**Entries from a dataset**
[Begin]
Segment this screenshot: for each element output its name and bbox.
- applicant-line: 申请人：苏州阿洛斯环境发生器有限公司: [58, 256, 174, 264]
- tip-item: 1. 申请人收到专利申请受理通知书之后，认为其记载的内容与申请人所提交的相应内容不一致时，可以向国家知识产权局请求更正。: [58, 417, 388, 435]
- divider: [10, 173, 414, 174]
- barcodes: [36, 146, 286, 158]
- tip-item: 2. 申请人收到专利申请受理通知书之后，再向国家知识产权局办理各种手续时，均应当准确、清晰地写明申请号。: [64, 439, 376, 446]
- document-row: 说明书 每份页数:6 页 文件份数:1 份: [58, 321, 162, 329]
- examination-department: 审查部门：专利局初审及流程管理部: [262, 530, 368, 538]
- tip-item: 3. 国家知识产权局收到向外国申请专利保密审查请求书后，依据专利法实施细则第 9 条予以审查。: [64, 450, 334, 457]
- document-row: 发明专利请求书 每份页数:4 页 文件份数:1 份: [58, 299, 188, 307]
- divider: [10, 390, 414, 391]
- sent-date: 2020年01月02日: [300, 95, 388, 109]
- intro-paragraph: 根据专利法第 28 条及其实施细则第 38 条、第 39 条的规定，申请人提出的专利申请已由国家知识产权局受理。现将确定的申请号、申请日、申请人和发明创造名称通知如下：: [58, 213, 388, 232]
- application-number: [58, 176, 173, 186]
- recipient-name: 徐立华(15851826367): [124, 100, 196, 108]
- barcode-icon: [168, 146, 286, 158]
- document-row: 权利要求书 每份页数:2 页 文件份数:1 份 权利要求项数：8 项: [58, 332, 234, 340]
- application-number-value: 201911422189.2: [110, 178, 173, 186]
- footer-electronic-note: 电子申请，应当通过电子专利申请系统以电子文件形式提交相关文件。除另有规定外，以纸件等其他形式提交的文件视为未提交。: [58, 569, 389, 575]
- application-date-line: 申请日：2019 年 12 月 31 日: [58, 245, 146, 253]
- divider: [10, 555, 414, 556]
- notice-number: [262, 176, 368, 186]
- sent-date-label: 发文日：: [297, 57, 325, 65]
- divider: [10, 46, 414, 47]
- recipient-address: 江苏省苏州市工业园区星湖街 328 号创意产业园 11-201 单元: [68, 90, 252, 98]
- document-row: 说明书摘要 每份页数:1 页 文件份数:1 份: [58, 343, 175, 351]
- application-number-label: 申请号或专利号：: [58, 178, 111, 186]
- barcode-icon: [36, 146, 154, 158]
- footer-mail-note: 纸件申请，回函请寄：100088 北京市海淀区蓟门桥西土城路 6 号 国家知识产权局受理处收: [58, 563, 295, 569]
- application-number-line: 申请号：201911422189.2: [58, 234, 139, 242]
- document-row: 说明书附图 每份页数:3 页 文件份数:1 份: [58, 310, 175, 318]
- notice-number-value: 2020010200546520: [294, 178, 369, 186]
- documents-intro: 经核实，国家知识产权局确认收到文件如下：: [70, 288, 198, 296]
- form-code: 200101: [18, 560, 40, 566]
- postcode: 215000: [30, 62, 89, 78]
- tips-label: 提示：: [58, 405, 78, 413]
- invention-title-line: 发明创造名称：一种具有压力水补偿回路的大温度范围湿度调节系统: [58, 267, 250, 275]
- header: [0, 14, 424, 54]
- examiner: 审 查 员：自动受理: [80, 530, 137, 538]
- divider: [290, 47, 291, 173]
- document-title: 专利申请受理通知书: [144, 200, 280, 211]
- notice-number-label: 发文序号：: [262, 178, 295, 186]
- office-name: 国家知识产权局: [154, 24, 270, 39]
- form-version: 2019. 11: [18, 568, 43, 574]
[End]
**Direction**
Return every entry above character for character, leaving nothing out and changing nothing.

**Answer for this exercise**
Segment this screenshot: for each element output its name and bbox.
- applicant-line: 申请人：苏州阿洛斯环境发生器有限公司: [58, 256, 174, 264]
- tip-item: 1. 申请人收到专利申请受理通知书之后，认为其记载的内容与申请人所提交的相应内容不一致时，可以向国家知识产权局请求更正。: [58, 417, 388, 435]
- divider: [10, 173, 414, 174]
- barcodes: [36, 146, 286, 158]
- tip-item: 2. 申请人收到专利申请受理通知书之后，再向国家知识产权局办理各种手续时，均应当准确、清晰地写明申请号。: [64, 439, 376, 446]
- document-row: 说明书 每份页数:6 页 文件份数:1 份: [58, 321, 162, 329]
- examination-department: 审查部门：专利局初审及流程管理部: [262, 530, 368, 538]
- tip-item: 3. 国家知识产权局收到向外国申请专利保密审查请求书后，依据专利法实施细则第 9 条予以审查。: [64, 450, 334, 457]
- document-row: 发明专利请求书 每份页数:4 页 文件份数:1 份: [58, 299, 188, 307]
- divider: [10, 390, 414, 391]
- sent-date: 2020年01月02日: [300, 95, 388, 109]
- intro-paragraph: 根据专利法第 28 条及其实施细则第 38 条、第 39 条的规定，申请人提出的专利申请已由国家知识产权局受理。现将确定的申请号、申请日、申请人和发明创造名称通知如下：: [58, 213, 388, 232]
- application-number: [58, 176, 173, 186]
- recipient-name: 徐立华(15851826367): [124, 100, 196, 108]
- barcode-icon: [168, 146, 286, 158]
- document-row: 权利要求书 每份页数:2 页 文件份数:1 份 权利要求项数：8 项: [58, 332, 234, 340]
- application-number-value: 201911422189.2: [110, 178, 173, 186]
- footer-electronic-note: 电子申请，应当通过电子专利申请系统以电子文件形式提交相关文件。除另有规定外，以纸件等其他形式提交的文件视为未提交。: [58, 569, 389, 575]
- application-date-line: 申请日：2019 年 12 月 31 日: [58, 245, 146, 253]
- divider: [10, 555, 414, 556]
- notice-number: [262, 176, 368, 186]
- sent-date-label: 发文日：: [297, 57, 325, 65]
- divider: [10, 46, 414, 47]
- recipient-address: 江苏省苏州市工业园区星湖街 328 号创意产业园 11-201 单元: [68, 90, 252, 98]
- document-row: 说明书摘要 每份页数:1 页 文件份数:1 份: [58, 343, 175, 351]
- application-number-label: 申请号或专利号：: [58, 178, 111, 186]
- barcode-icon: [36, 146, 154, 158]
- footer-mail-note: 纸件申请，回函请寄：100088 北京市海淀区蓟门桥西土城路 6 号 国家知识产权局受理处收: [58, 563, 295, 569]
- application-number-line: 申请号：201911422189.2: [58, 234, 139, 242]
- document-row: 说明书附图 每份页数:3 页 文件份数:1 份: [58, 310, 175, 318]
- notice-number-value: 2020010200546520: [294, 178, 369, 186]
- documents-intro: 经核实，国家知识产权局确认收到文件如下：: [70, 288, 198, 296]
- form-code: 200101: [18, 560, 40, 566]
- postcode: 215000: [30, 62, 89, 78]
- tips-label: 提示：: [58, 405, 78, 413]
- invention-title-line: 发明创造名称：一种具有压力水补偿回路的大温度范围湿度调节系统: [58, 267, 250, 275]
- header: [0, 14, 424, 54]
- examiner: 审 查 员：自动受理: [80, 530, 137, 538]
- divider: [290, 47, 291, 173]
- document-title: 专利申请受理通知书: [144, 200, 280, 211]
- notice-number-label: 发文序号：: [262, 178, 295, 186]
- office-name: 国家知识产权局: [154, 24, 270, 39]
- form-version: 2019. 11: [18, 568, 43, 574]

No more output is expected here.